↓
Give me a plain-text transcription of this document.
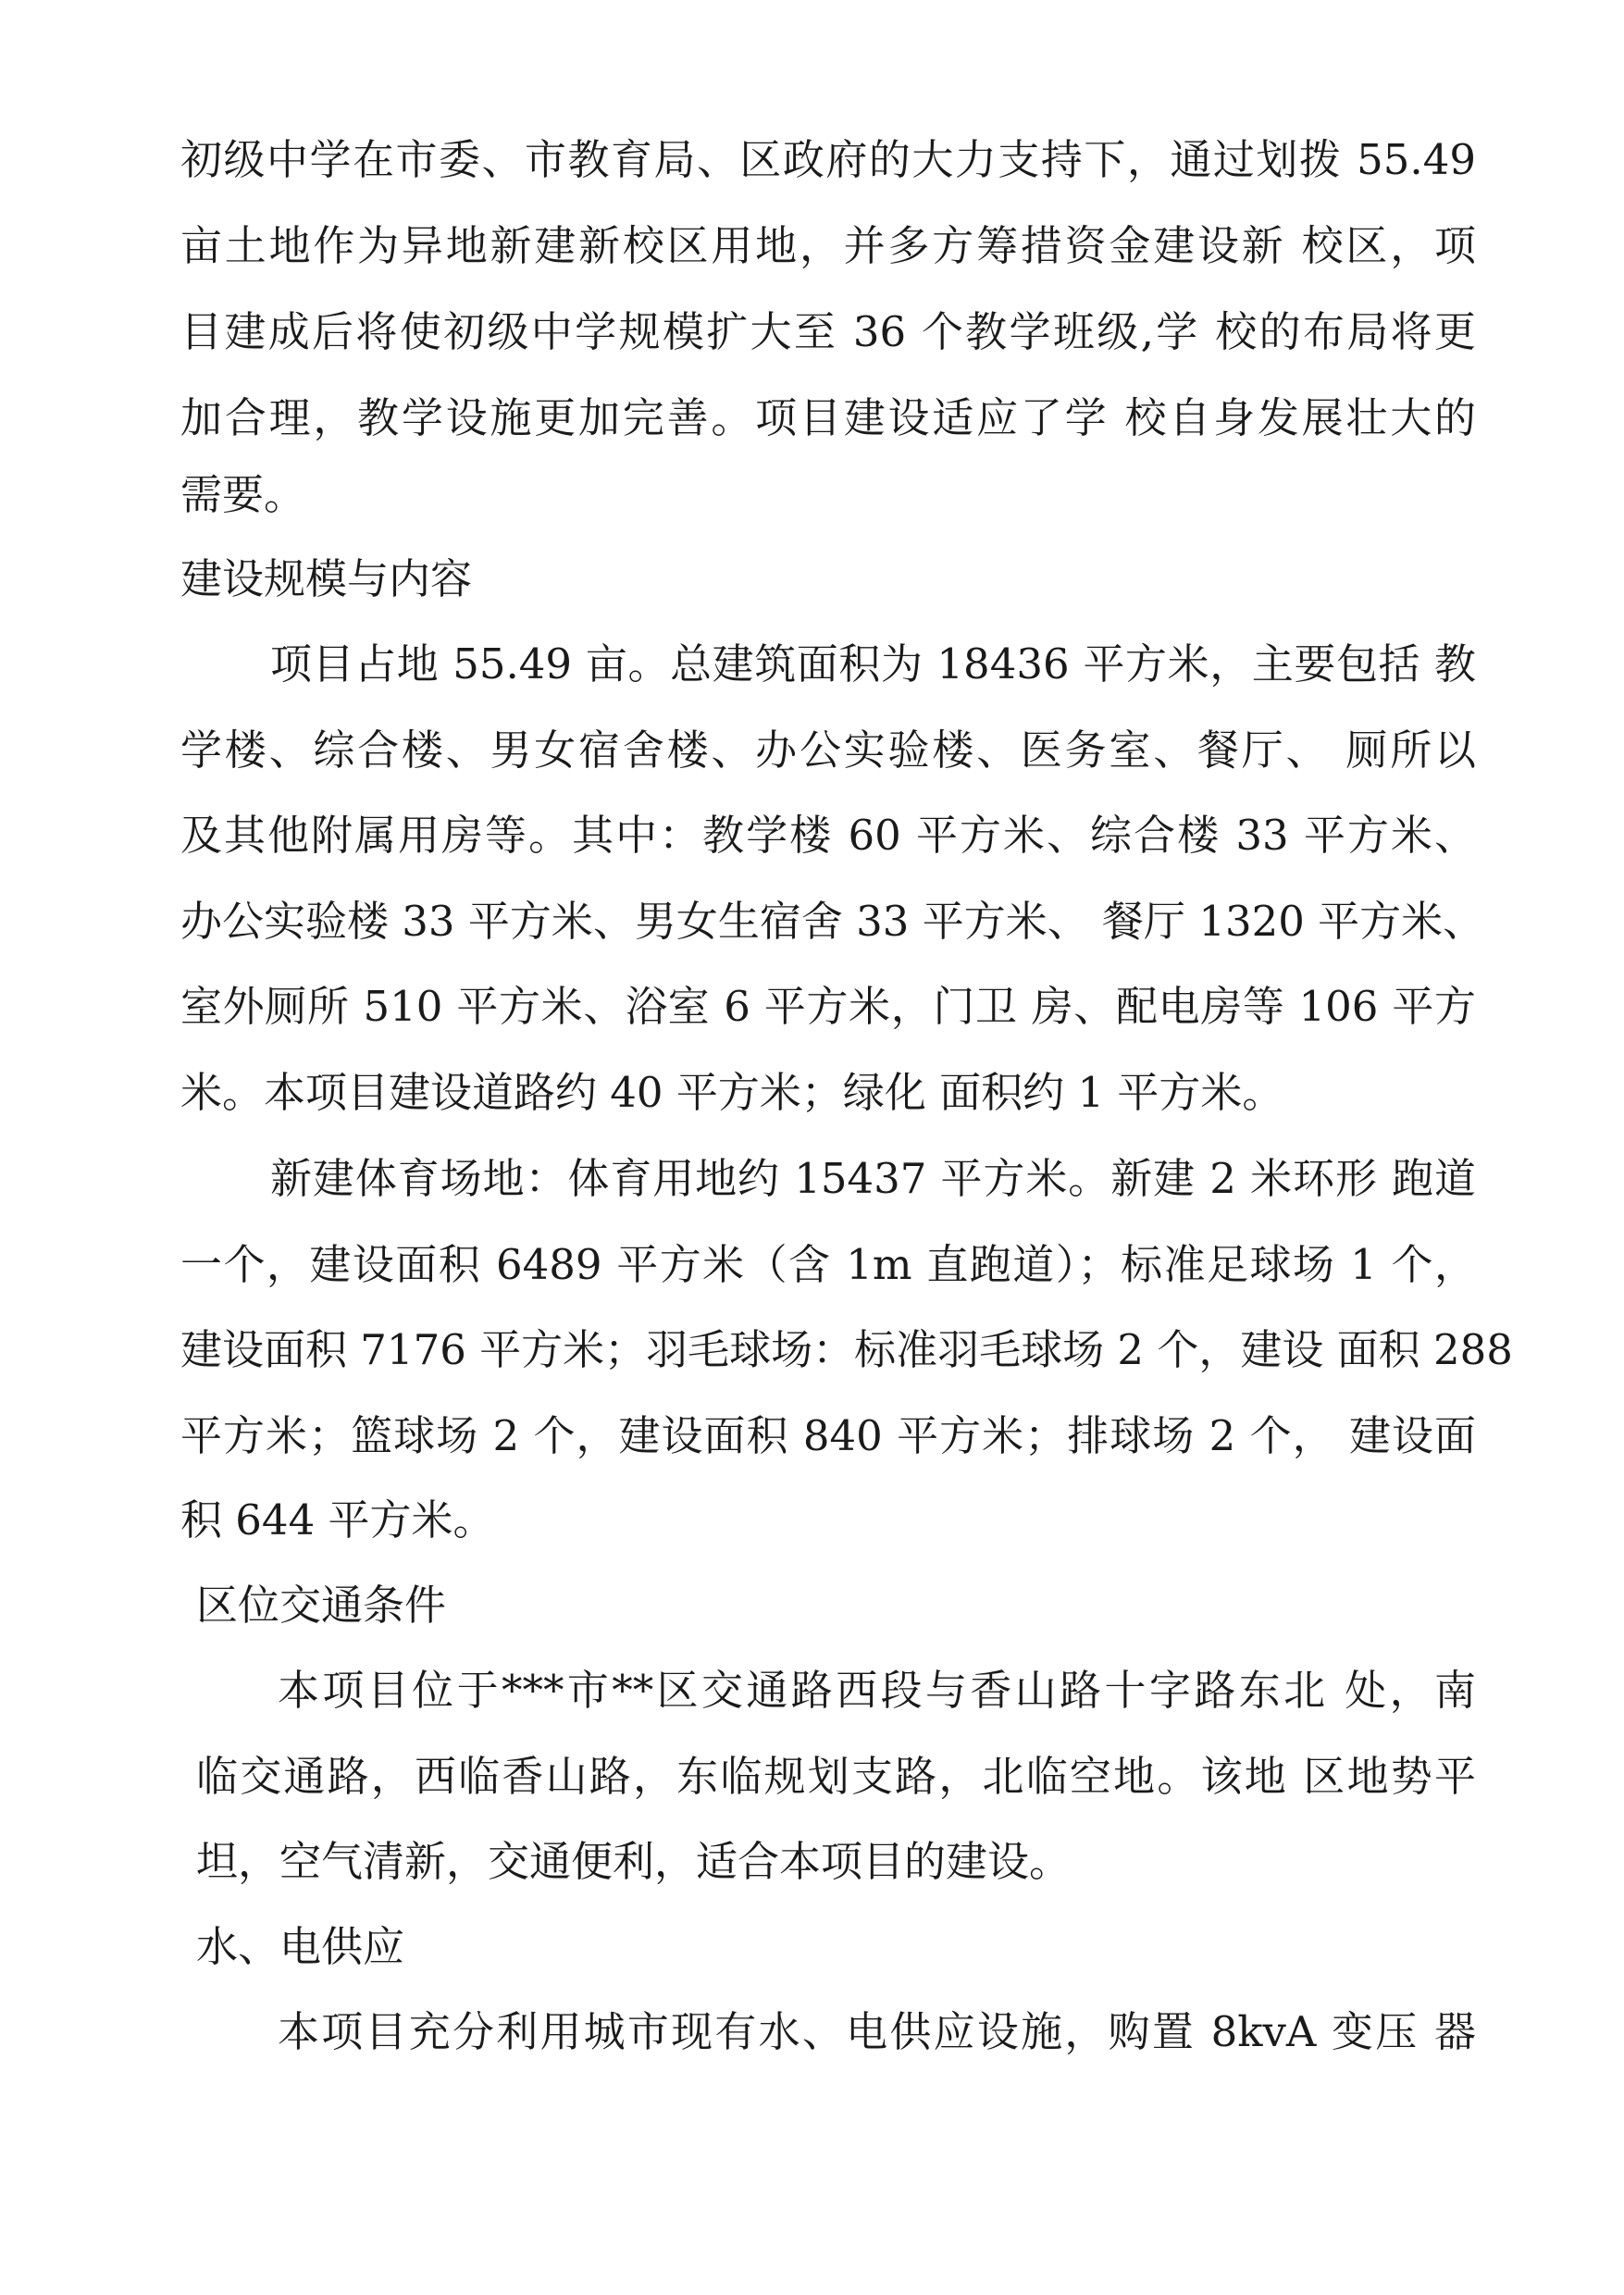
初级中学在市委、市教育局、区政府的大力支持下，通过划拨 55.49
亩土地作为异地新建新校区用地，并多方筹措资金建设新 校区，项
目建成后将使初级中学规模扩大至 36 个教学班级,学 校的布局将更
加合理，教学设施更加完善。项目建设适应了学 校自身发展壮大的
需要。
建设规模与内容
项目占地 55.49 亩。总建筑面积为 18436 平方米，主要包括 教
学楼、综合楼、男女宿舍楼、办公实验楼、医务室、餐厅、 厕所以
及其他附属用房等。其中：教学楼 60 平方米、综合楼 33 平方米、
办公实验楼 33 平方米、男女生宿舍 33 平方米、 餐厅 1320 平方米、
室外厕所 510 平方米、浴室 6 平方米，门卫 房、配电房等 106 平方
米。本项目建设道路约 40 平方米；绿化 面积约 1 平方米。
新建体育场地：体育用地约 15437 平方米。新建 2 米环形 跑道
一个，建设面积 6489 平方米（含 1m 直跑道）；标准足球场 1 个，
建设面积 7176 平方米；羽毛球场：标准羽毛球场 2 个，建设 面积 288
平方米；篮球场 2 个，建设面积 840 平方米；排球场 2 个， 建设面
积 644 平方米。
区位交通条件
本项目位于***市**区交通路西段与香山路十字路东北 处，南
临交通路，西临香山路，东临规划支路，北临空地。该地 区地势平
坦，空气清新，交通便利，适合本项目的建设。
水、电供应
本项目充分利用城市现有水、电供应设施，购置 8kvA 变压 器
↑
DO THIS: From the listing, copy each line containing the word "建设面积".

TASK RESULT:
一个，建设面积 6489 平方米（含 1m 直跑道）；标准足球场 1 个，
建设面积 7176 平方米；羽毛球场：标准羽毛球场 2 个，建设 面积 288
平方米；篮球场 2 个，建设面积 840 平方米；排球场 2 个， 建设面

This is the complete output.